::: Source data :::
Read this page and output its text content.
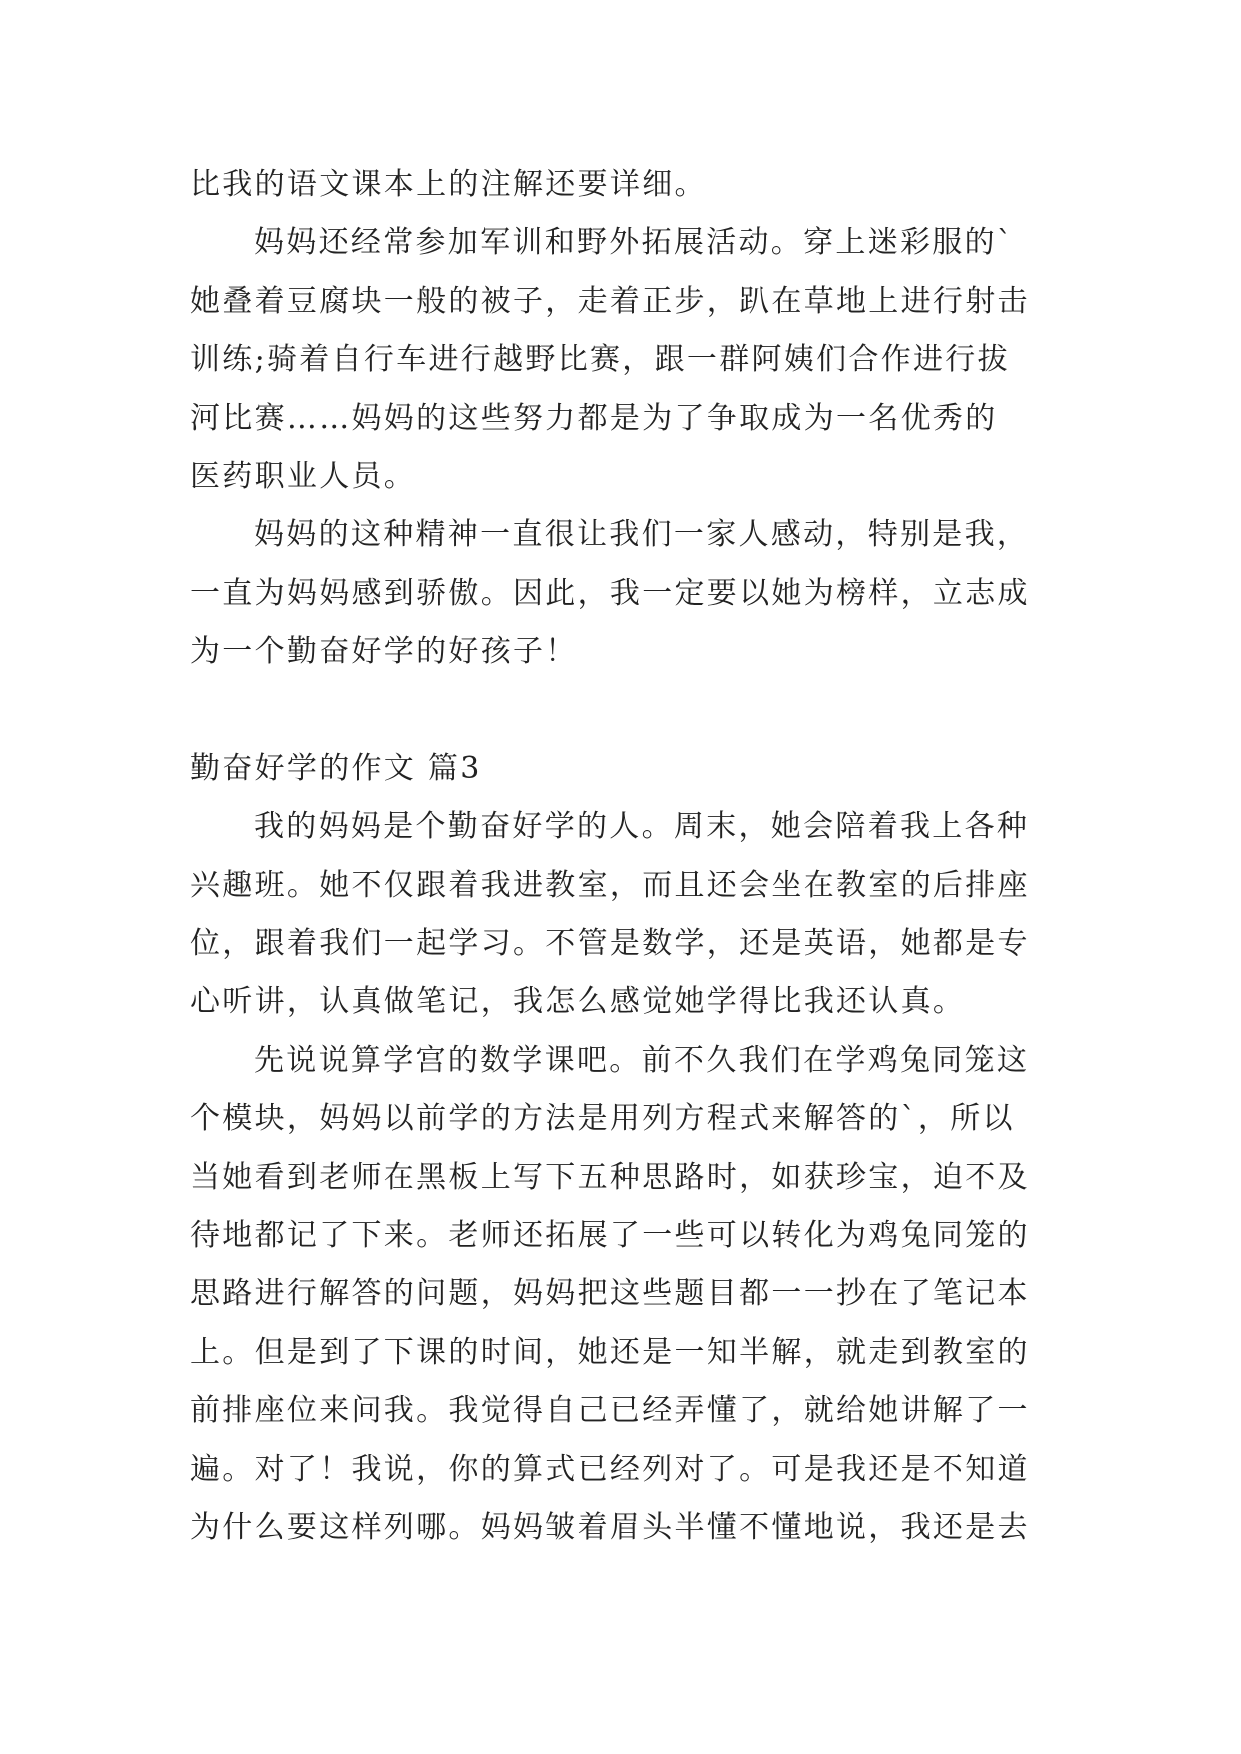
比我的语文课本上的注解还要详细。
妈妈还经常参加军训和野外拓展活动。穿上迷彩服的`
她叠着豆腐块一般的被子，走着正步，趴在草地上进行射击
训练;骑着自行车进行越野比赛，跟一群阿姨们合作进行拔
河比赛……妈妈的这些努力都是为了争取成为一名优秀的
医药职业人员。
妈妈的这种精神一直很让我们一家人感动，特别是我，
一直为妈妈感到骄傲。因此，我一定要以她为榜样，立志成
为一个勤奋好学的好孩子！
勤奋好学的作文 篇3
我的妈妈是个勤奋好学的人。周末，她会陪着我上各种
兴趣班。她不仅跟着我进教室，而且还会坐在教室的后排座
位，跟着我们一起学习。不管是数学，还是英语，她都是专
心听讲，认真做笔记，我怎么感觉她学得比我还认真。
先说说算学宫的数学课吧。前不久我们在学鸡兔同笼这
个模块，妈妈以前学的方法是用列方程式来解答的`，所以
当她看到老师在黑板上写下五种思路时，如获珍宝，迫不及
待地都记了下来。老师还拓展了一些可以转化为鸡兔同笼的
思路进行解答的问题，妈妈把这些题目都一一抄在了笔记本
上。但是到了下课的时间，她还是一知半解，就走到教室的
前排座位来问我。我觉得自己已经弄懂了，就给她讲解了一
遍。对了！我说，你的算式已经列对了。可是我还是不知道
为什么要这样列哪。妈妈皱着眉头半懂不懂地说，我还是去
:::
Directions: Write out each line of the data exactly; the images should be left out.

Final result:
Read this page and output its text content.
比我的语文课本上的注解还要详细。
妈妈还经常参加军训和野外拓展活动。穿上迷彩服的`
她叠着豆腐块一般的被子，走着正步，趴在草地上进行射击
训练;骑着自行车进行越野比赛，跟一群阿姨们合作进行拔
河比赛……妈妈的这些努力都是为了争取成为一名优秀的
医药职业人员。
妈妈的这种精神一直很让我们一家人感动，特别是我，
一直为妈妈感到骄傲。因此，我一定要以她为榜样，立志成
为一个勤奋好学的好孩子！
勤奋好学的作文 篇3
我的妈妈是个勤奋好学的人。周末，她会陪着我上各种
兴趣班。她不仅跟着我进教室，而且还会坐在教室的后排座
位，跟着我们一起学习。不管是数学，还是英语，她都是专
心听讲，认真做笔记，我怎么感觉她学得比我还认真。
先说说算学宫的数学课吧。前不久我们在学鸡兔同笼这
个模块，妈妈以前学的方法是用列方程式来解答的`，所以
当她看到老师在黑板上写下五种思路时，如获珍宝，迫不及
待地都记了下来。老师还拓展了一些可以转化为鸡兔同笼的
思路进行解答的问题，妈妈把这些题目都一一抄在了笔记本
上。但是到了下课的时间，她还是一知半解，就走到教室的
前排座位来问我。我觉得自己已经弄懂了，就给她讲解了一
遍。对了！我说，你的算式已经列对了。可是我还是不知道
为什么要这样列哪。妈妈皱着眉头半懂不懂地说，我还是去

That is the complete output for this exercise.